======== Data lines

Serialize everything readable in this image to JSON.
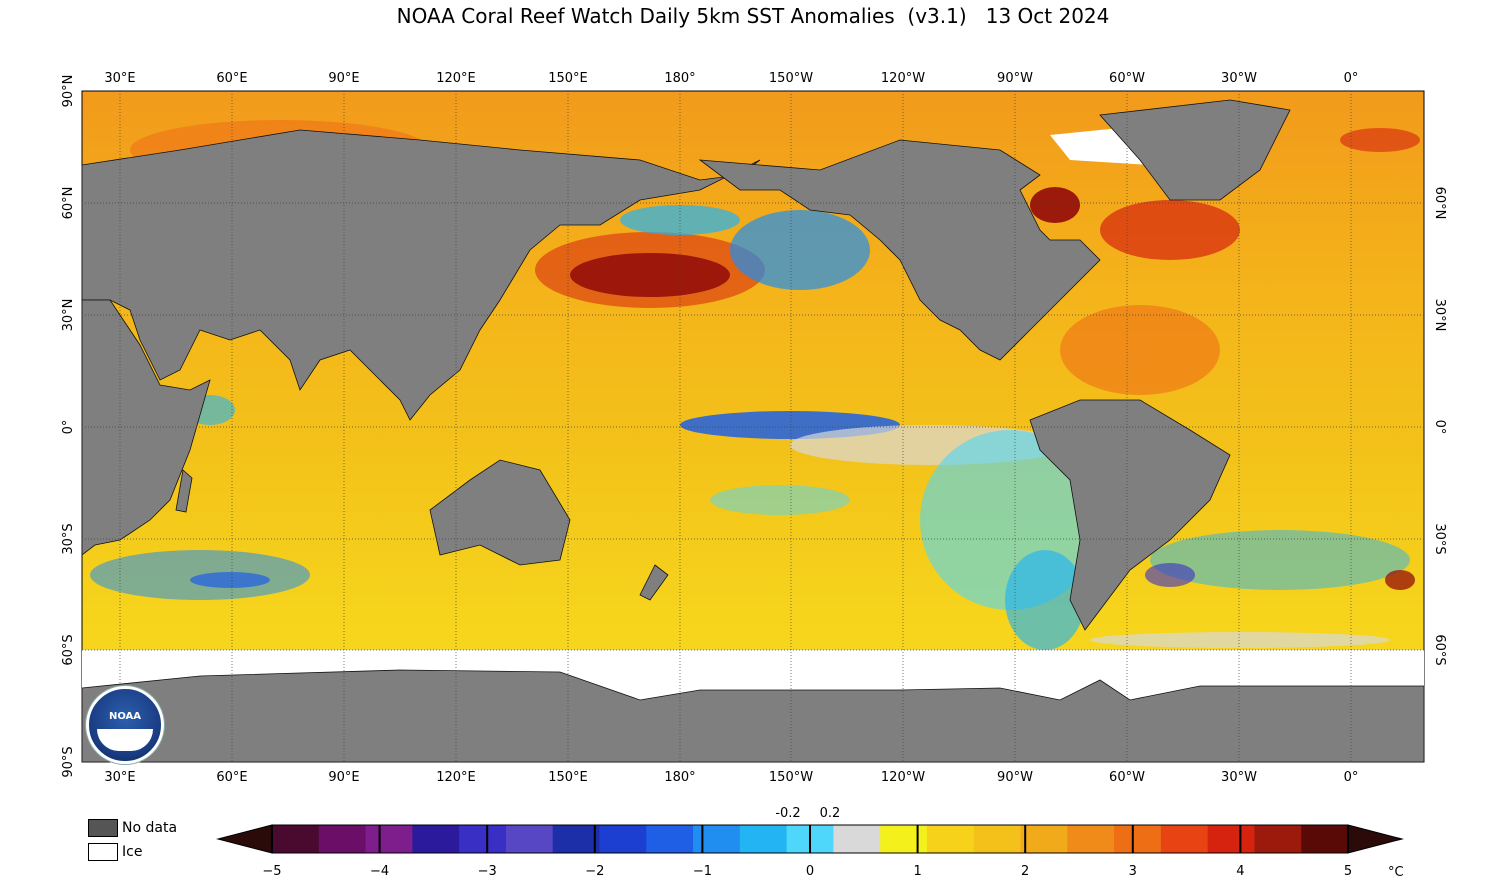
{
  "title": "NOAA Coral Reef Watch Daily 5km SST Anomalies  (v3.1)   13 Oct 2024",
  "lon_labels": [
    "30°E",
    "60°E",
    "90°E",
    "120°E",
    "150°E",
    "180°",
    "150°W",
    "120°W",
    "90°W",
    "60°W",
    "30°W",
    "0°"
  ],
  "lat_labels_left": [
    "90°N",
    "60°N",
    "30°N",
    "0°",
    "30°S",
    "60°S",
    "90°S"
  ],
  "lat_labels_right": [
    "60°N",
    "30°N",
    "0°",
    "30°S",
    "60°S"
  ],
  "legend": {
    "no_data": "No data",
    "ice": "Ice",
    "no_data_color": "#555555",
    "ice_color": "#ffffff"
  },
  "colorbar": {
    "ticks": [
      "−5",
      "−4",
      "−3",
      "−2",
      "−1",
      "0",
      "1",
      "2",
      "3",
      "4",
      "5"
    ],
    "small_ticks": [
      "-0.2",
      "0.2"
    ],
    "unit": "°C",
    "colors": [
      "#4a0a2f",
      "#6b0e67",
      "#7e1d8c",
      "#2b1a9c",
      "#3a2fc4",
      "#5847c4",
      "#1c2ea8",
      "#1d3fd1",
      "#1f5fe6",
      "#1f8ef0",
      "#23b4f4",
      "#4ed7fb",
      "#d9d9d9",
      "#f3f01c",
      "#f6d31a",
      "#f4c01a",
      "#f0aa1a",
      "#f08a18",
      "#ee6e16",
      "#e84413",
      "#d62310",
      "#9b1a0c",
      "#5a0a06"
    ]
  },
  "colors": {
    "land": "#7f7f7f",
    "ocean_base": "#f2c81d",
    "ice": "#ffffff"
  },
  "logo": "NOAA"
}
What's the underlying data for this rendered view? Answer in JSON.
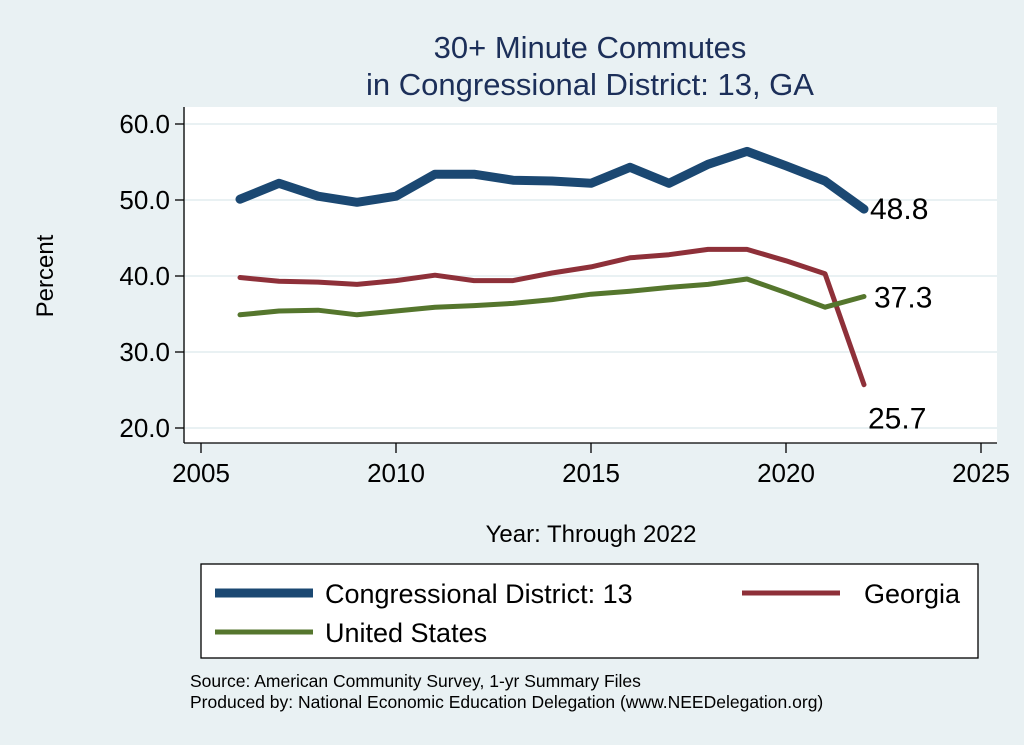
{
  "chart_data": {
    "type": "line",
    "title": [
      "30+ Minute Commutes",
      "in Congressional District:  13, GA"
    ],
    "xlabel": "Year: Through 2022",
    "ylabel": "Percent",
    "xlim": [
      2005,
      2025
    ],
    "ylim": [
      20,
      60
    ],
    "xticks": [
      2005,
      2010,
      2015,
      2020,
      2025
    ],
    "xtick_labels": [
      "2005",
      "2010",
      "2015",
      "2020",
      "2025"
    ],
    "yticks": [
      20,
      30,
      40,
      50,
      60
    ],
    "ytick_labels": [
      "20.0",
      "30.0",
      "40.0",
      "50.0",
      "60.0"
    ],
    "grid": "horizontal",
    "legend_position": "bottom",
    "x": [
      2006,
      2007,
      2008,
      2009,
      2010,
      2011,
      2012,
      2013,
      2014,
      2015,
      2016,
      2017,
      2018,
      2019,
      2020,
      2021,
      2022
    ],
    "series": [
      {
        "name": "Congressional District:  13",
        "color": "#1B4872",
        "weight": "thick",
        "values": [
          50.1,
          52.2,
          50.5,
          49.7,
          50.5,
          53.4,
          53.4,
          52.6,
          52.5,
          52.2,
          54.3,
          52.2,
          54.7,
          56.4,
          54.5,
          52.5,
          48.8
        ],
        "end_label": "48.8"
      },
      {
        "name": "Georgia",
        "color": "#8E3039",
        "weight": "medium",
        "values": [
          39.8,
          39.3,
          39.2,
          38.9,
          39.4,
          40.1,
          39.4,
          39.4,
          40.4,
          41.2,
          42.4,
          42.8,
          43.5,
          43.5,
          42.0,
          40.3,
          25.7
        ],
        "end_label": "25.7"
      },
      {
        "name": "United States",
        "color": "#55762D",
        "weight": "medium",
        "values": [
          34.9,
          35.4,
          35.5,
          34.9,
          35.4,
          35.9,
          36.1,
          36.4,
          36.9,
          37.6,
          38.0,
          38.5,
          38.9,
          39.6,
          37.8,
          35.9,
          37.3
        ],
        "end_label": "37.3"
      }
    ],
    "notes": [
      "Source: American Community Survey, 1-yr Summary Files",
      "Produced by: National Economic Education Delegation (www.NEEDelegation.org)"
    ]
  },
  "colors": {
    "background": "#E9F1F3",
    "plot_background": "#FFFFFF",
    "gridline": "#E9F1F3",
    "title": "#1C2F59"
  }
}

================

• Work to do
Copy all lines from the entries that contain the word "this".

• Task solution
Serialize everything readable in this image to JSON.
What's the underlying data for this rendered view? Answer in JSON.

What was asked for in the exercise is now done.